● **Exercise description**
Copy out the material word for word, from the line that contains "175, 293, 184]" through the line that contains "175, 194, 184]", both lines included.

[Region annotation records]
* Start *
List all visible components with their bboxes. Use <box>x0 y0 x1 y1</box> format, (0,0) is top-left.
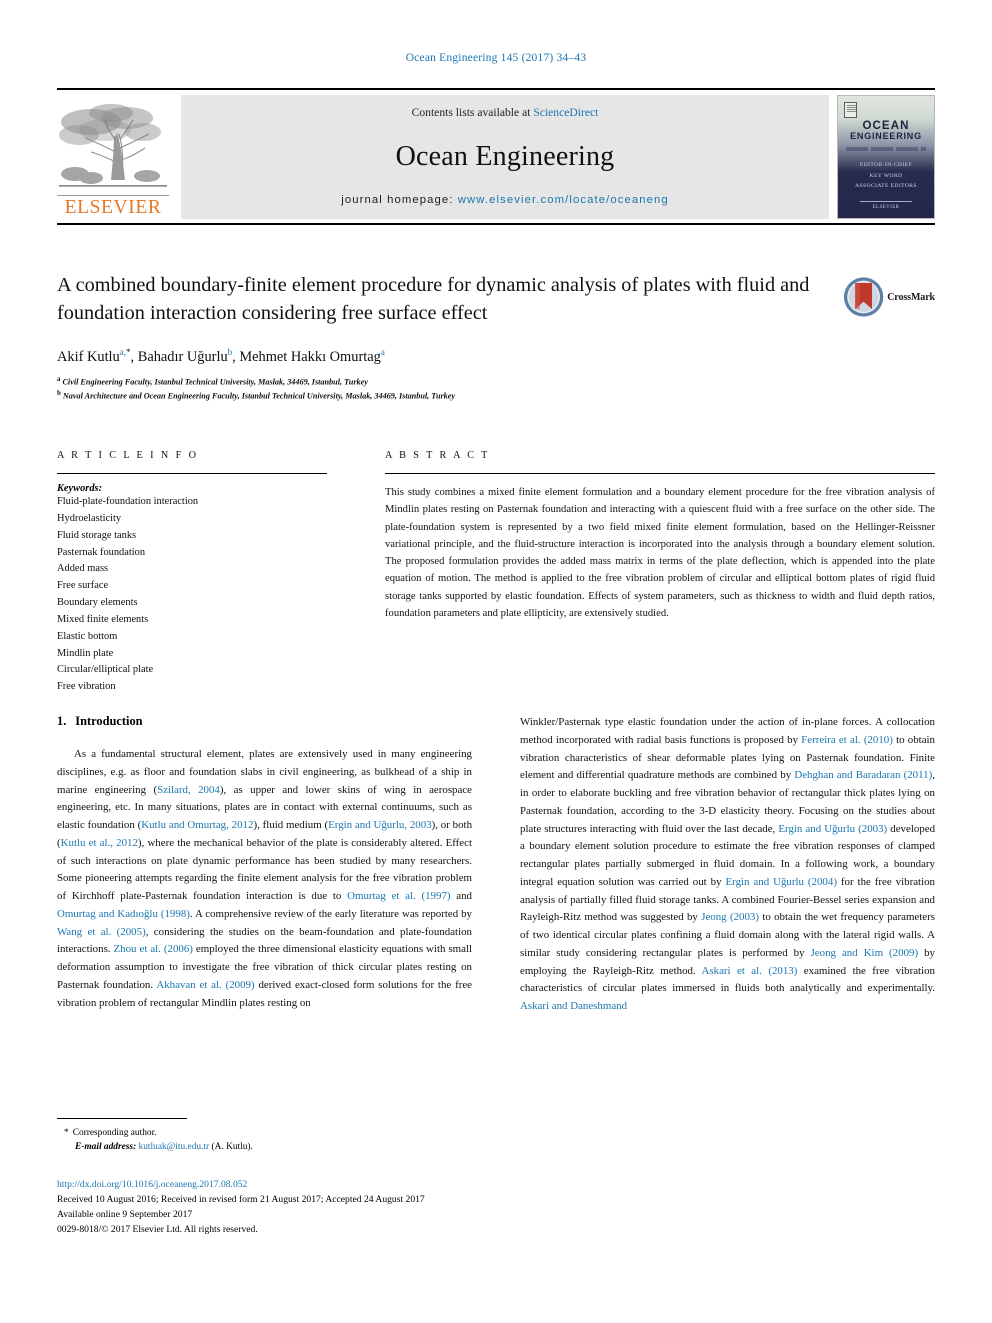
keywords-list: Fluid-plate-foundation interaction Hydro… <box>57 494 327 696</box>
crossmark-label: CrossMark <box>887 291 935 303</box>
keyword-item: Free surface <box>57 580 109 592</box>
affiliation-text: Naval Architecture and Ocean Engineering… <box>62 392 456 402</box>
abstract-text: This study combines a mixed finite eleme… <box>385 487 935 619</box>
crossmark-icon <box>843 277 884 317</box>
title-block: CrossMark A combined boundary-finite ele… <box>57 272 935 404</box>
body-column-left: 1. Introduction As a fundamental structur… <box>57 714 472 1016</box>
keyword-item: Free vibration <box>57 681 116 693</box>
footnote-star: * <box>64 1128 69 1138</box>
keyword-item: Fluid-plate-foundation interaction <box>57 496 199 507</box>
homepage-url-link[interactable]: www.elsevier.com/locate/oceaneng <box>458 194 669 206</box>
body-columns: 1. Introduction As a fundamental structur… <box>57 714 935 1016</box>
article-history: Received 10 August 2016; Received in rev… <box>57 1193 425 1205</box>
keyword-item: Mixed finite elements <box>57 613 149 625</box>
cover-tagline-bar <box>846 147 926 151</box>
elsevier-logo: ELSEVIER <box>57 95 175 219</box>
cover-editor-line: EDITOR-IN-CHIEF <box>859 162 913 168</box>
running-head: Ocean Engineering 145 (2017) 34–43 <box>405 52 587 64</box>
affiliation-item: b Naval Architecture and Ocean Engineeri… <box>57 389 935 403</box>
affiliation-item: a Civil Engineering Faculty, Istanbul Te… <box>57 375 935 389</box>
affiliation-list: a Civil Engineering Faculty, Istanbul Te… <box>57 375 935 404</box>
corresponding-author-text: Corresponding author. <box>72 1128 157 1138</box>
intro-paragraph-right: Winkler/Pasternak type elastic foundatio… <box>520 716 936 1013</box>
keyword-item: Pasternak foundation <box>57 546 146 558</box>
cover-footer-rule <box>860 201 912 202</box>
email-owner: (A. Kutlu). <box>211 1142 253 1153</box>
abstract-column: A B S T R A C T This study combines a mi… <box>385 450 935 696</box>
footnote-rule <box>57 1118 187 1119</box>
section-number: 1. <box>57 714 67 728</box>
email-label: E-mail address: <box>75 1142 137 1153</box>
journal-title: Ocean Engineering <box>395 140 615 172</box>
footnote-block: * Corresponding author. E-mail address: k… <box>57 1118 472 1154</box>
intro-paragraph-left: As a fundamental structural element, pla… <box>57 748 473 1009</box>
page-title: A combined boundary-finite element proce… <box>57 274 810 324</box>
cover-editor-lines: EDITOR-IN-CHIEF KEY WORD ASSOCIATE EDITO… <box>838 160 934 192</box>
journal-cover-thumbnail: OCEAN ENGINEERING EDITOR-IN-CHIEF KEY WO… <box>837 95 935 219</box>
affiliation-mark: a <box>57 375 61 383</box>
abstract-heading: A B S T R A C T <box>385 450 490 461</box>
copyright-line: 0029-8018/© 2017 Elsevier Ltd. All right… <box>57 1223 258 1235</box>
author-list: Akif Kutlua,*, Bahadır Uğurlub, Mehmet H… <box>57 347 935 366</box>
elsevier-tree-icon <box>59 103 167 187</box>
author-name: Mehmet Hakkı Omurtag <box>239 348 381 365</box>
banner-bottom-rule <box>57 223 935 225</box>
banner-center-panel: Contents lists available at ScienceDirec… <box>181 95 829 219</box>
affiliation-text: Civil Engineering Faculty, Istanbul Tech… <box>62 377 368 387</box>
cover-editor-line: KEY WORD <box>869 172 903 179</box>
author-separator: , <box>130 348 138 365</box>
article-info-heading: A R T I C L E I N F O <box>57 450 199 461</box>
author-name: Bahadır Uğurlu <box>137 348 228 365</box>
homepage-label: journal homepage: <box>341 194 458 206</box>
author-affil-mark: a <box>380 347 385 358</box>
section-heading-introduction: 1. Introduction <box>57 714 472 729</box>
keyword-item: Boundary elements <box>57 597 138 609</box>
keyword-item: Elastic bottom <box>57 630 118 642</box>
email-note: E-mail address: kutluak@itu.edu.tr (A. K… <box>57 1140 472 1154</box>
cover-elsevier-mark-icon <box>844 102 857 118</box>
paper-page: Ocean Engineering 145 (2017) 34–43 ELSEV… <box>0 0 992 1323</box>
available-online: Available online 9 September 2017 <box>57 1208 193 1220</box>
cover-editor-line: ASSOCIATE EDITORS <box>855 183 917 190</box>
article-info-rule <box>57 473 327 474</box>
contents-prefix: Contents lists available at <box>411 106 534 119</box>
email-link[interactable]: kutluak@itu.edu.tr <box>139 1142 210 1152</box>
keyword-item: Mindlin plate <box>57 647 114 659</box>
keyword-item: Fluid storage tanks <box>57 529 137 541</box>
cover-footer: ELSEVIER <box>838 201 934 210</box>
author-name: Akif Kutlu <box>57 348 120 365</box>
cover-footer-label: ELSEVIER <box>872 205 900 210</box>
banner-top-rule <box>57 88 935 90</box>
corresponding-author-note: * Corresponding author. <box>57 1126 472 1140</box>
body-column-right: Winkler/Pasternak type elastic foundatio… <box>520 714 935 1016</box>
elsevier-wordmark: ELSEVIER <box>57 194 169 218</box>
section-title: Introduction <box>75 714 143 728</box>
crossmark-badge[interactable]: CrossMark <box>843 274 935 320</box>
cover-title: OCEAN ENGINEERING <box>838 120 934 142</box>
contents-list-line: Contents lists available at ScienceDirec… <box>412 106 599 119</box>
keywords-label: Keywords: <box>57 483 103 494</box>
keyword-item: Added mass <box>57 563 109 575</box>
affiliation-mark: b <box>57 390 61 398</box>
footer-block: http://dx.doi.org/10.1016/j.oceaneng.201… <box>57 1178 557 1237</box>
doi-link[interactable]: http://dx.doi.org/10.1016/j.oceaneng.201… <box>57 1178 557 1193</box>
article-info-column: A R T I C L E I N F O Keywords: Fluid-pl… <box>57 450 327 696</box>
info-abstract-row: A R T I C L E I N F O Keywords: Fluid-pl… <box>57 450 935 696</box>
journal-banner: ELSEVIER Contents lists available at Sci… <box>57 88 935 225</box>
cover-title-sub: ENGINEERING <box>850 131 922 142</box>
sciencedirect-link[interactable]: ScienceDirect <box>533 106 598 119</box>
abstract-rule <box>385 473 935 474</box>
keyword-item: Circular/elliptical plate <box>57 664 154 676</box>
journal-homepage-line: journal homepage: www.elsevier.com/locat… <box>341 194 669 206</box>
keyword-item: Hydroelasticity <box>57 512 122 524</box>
* End *
* Start *
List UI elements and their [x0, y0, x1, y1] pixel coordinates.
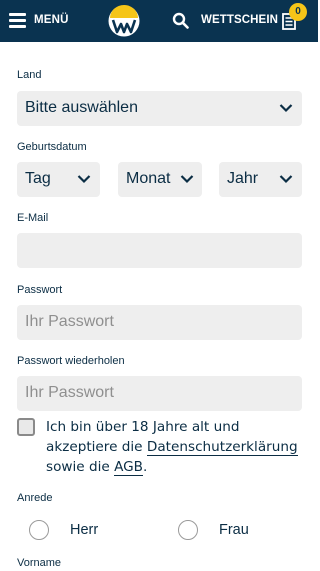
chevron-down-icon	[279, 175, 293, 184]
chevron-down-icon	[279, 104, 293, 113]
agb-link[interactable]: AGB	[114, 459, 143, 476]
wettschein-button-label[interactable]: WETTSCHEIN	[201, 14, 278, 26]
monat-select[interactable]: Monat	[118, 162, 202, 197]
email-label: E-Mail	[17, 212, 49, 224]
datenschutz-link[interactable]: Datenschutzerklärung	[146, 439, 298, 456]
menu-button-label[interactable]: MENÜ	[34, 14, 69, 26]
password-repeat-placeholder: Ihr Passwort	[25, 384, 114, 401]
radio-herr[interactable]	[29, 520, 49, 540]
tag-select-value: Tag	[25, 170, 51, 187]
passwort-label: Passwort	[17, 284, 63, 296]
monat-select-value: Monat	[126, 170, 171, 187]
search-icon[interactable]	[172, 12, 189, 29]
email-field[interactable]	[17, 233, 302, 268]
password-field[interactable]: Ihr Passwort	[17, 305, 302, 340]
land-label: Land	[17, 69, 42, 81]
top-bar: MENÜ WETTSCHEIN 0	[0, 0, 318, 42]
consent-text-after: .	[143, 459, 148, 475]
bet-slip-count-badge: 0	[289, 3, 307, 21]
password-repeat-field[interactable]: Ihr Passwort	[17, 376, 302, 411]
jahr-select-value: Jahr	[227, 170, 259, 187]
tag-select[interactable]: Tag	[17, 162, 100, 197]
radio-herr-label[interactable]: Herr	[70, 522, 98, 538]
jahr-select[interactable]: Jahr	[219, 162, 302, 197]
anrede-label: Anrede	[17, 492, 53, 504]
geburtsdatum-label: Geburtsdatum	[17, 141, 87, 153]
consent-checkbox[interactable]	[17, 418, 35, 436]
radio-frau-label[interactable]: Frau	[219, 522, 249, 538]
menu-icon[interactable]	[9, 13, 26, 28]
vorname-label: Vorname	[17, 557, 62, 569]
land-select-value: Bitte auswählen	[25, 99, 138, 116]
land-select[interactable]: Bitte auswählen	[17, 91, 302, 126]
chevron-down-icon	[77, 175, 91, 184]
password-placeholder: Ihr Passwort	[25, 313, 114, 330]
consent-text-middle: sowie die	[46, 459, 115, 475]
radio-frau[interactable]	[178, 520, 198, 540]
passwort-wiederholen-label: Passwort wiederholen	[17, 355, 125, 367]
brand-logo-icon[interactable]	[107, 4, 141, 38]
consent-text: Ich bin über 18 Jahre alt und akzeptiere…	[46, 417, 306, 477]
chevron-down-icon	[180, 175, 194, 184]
* End *
● **Answer to this exercise**
chevron-down-icon	[279, 175, 293, 184]
chevron-down-icon	[279, 104, 293, 113]
agb-link[interactable]: AGB	[114, 459, 143, 476]
wettschein-button-label[interactable]: WETTSCHEIN	[201, 14, 278, 26]
monat-select[interactable]: Monat	[118, 162, 202, 197]
email-label: E-Mail	[17, 212, 49, 224]
datenschutz-link[interactable]: Datenschutzerklärung	[146, 439, 298, 456]
menu-button-label[interactable]: MENÜ	[34, 14, 69, 26]
password-repeat-placeholder: Ihr Passwort	[25, 384, 114, 401]
radio-herr[interactable]	[29, 520, 49, 540]
tag-select-value: Tag	[25, 170, 51, 187]
passwort-label: Passwort	[17, 284, 63, 296]
monat-select-value: Monat	[126, 170, 171, 187]
search-icon[interactable]	[172, 12, 189, 29]
email-field[interactable]	[17, 233, 302, 268]
password-field[interactable]: Ihr Passwort	[17, 305, 302, 340]
land-label: Land	[17, 69, 42, 81]
top-bar: MENÜ WETTSCHEIN 0	[0, 0, 318, 42]
consent-text-after: .	[143, 459, 148, 475]
bet-slip-count-badge: 0	[289, 3, 307, 21]
password-repeat-field[interactable]: Ihr Passwort	[17, 376, 302, 411]
jahr-select-value: Jahr	[227, 170, 259, 187]
tag-select[interactable]: Tag	[17, 162, 100, 197]
radio-herr-label[interactable]: Herr	[70, 522, 98, 538]
jahr-select[interactable]: Jahr	[219, 162, 302, 197]
anrede-label: Anrede	[17, 492, 53, 504]
geburtsdatum-label: Geburtsdatum	[17, 141, 87, 153]
consent-checkbox[interactable]	[17, 418, 35, 436]
radio-frau-label[interactable]: Frau	[219, 522, 249, 538]
menu-icon[interactable]	[9, 13, 26, 28]
vorname-label: Vorname	[17, 557, 62, 569]
land-select-value: Bitte auswählen	[25, 99, 138, 116]
land-select[interactable]: Bitte auswählen	[17, 91, 302, 126]
chevron-down-icon	[77, 175, 91, 184]
password-placeholder: Ihr Passwort	[25, 313, 114, 330]
consent-text-middle: sowie die	[46, 459, 115, 475]
radio-frau[interactable]	[178, 520, 198, 540]
passwort-wiederholen-label: Passwort wiederholen	[17, 355, 125, 367]
brand-logo-icon[interactable]	[107, 4, 141, 38]
consent-text: Ich bin über 18 Jahre alt und akzeptiere…	[46, 417, 306, 477]
chevron-down-icon	[180, 175, 194, 184]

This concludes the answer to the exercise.